→ TEXT TO READ
Herri Batasuna (; ; HB) was a far-left Basque nationalist coalition in Spain. It was founded in 1978 and defined itself as abertzale, left-wing, socialist, and supported the independence of the Greater Basque Country. It was refounded as Batasuna in 2001 and subsequently outlawed by the Spanish Supreme Court for being considered the political wing of the separatist group Euskadi Ta Askatasuna (ETA).

History
The party was founded in April 1978 as Herri Batasuna, a coalition of leftist nationalist political groups initially brought together to advocate for "No" in the referendum to be held that year on the Spanish constitution.

→ EXERCISE TASK
Please extend the passage on Herri Batasuna, picking up right after its last sentence. The rows that come next were taken from a separate source.

Dataset entries:

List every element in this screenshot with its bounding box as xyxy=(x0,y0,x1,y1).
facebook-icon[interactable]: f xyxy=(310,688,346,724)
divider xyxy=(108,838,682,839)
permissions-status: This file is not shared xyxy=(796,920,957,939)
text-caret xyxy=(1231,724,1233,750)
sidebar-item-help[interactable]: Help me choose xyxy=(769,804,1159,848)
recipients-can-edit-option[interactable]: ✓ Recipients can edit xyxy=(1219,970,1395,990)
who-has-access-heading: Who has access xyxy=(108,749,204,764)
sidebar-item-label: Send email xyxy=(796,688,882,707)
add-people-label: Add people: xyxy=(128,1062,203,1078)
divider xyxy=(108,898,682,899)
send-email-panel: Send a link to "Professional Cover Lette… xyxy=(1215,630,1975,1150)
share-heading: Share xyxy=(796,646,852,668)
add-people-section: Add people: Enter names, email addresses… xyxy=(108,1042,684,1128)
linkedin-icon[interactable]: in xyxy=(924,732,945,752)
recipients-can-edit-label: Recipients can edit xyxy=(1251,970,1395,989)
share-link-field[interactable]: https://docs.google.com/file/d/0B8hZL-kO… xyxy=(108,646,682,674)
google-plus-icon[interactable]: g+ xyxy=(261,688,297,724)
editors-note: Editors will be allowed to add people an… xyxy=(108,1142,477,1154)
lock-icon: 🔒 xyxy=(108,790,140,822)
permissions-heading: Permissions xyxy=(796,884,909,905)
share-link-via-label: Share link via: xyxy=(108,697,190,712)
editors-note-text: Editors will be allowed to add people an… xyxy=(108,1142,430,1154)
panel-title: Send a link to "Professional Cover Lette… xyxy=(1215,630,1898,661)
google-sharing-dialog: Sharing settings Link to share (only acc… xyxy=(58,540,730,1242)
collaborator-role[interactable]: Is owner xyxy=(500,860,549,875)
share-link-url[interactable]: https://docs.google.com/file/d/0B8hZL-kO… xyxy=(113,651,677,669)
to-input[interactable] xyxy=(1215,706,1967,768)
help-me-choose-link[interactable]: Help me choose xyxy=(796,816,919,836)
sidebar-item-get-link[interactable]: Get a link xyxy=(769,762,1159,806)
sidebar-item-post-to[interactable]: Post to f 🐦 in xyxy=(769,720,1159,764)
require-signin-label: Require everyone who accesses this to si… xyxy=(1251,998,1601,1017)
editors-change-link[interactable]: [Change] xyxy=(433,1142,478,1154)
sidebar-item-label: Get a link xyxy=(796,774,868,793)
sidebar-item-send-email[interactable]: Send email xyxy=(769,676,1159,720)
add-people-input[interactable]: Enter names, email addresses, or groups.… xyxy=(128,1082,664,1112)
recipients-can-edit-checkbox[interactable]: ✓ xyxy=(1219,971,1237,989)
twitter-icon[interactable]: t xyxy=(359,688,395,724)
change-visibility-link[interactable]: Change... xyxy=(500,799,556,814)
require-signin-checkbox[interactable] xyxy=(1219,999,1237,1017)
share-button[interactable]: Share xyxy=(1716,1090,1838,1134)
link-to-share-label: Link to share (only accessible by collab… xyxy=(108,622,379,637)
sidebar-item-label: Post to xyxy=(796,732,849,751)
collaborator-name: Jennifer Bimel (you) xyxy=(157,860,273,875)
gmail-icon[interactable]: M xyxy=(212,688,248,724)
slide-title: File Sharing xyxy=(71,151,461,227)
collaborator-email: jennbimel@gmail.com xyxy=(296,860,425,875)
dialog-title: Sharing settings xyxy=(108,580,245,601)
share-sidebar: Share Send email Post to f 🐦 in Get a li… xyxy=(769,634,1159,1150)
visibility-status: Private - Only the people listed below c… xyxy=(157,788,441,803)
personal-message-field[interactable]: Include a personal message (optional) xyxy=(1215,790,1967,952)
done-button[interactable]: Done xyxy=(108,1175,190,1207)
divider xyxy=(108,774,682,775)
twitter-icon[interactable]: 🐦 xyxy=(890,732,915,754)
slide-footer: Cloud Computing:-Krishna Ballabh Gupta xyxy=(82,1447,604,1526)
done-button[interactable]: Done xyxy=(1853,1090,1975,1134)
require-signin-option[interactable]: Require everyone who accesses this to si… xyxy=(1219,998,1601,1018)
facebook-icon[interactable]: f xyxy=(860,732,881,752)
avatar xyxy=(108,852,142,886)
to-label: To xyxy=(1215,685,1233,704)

→ OUTPUT OF THE TASK
Its constituent parties had been called together by senior Basque nationalist Telesforo de Monzón in a 1978 meeting called "The table of Alsasua". Herri Batasuna's founding convention was held in Lekeitio, home of Santiago Brouard, who was then the leader of HASI (Herriko Alderdi Sozialista Iraultzailea or Revolutionary Socialist People's Party). The party won 150,000 votes in the Basque Country (15%) and 22,000 additional votes in Navarre (9%) in its first Spanish general election in March 1979. Thus, they won three seats in the Spanish Parliament, which they did not occupy. The same happened in 1980 in the first elections to the Basque Parliament, in which HB stood as a second political force, with 151,636 votes (16.55%), winning 11 seats. Its absence allowed a BNP-only Basque government led by Carlos Garaikoetxea. On 20 November 1984, Brouard was assassinated by two members of the GAL. The killing is perhaps the only one performed by the GAL death squad within Spain itself.

Another well-known Herri Batasuna leader, Josu Muguruza, was also killed by members of the neo-fascist Bases Autónomas in 1989, while he was in a hotel in Madrid. He was a congressman in the Spanish Parliament when he was assassinated.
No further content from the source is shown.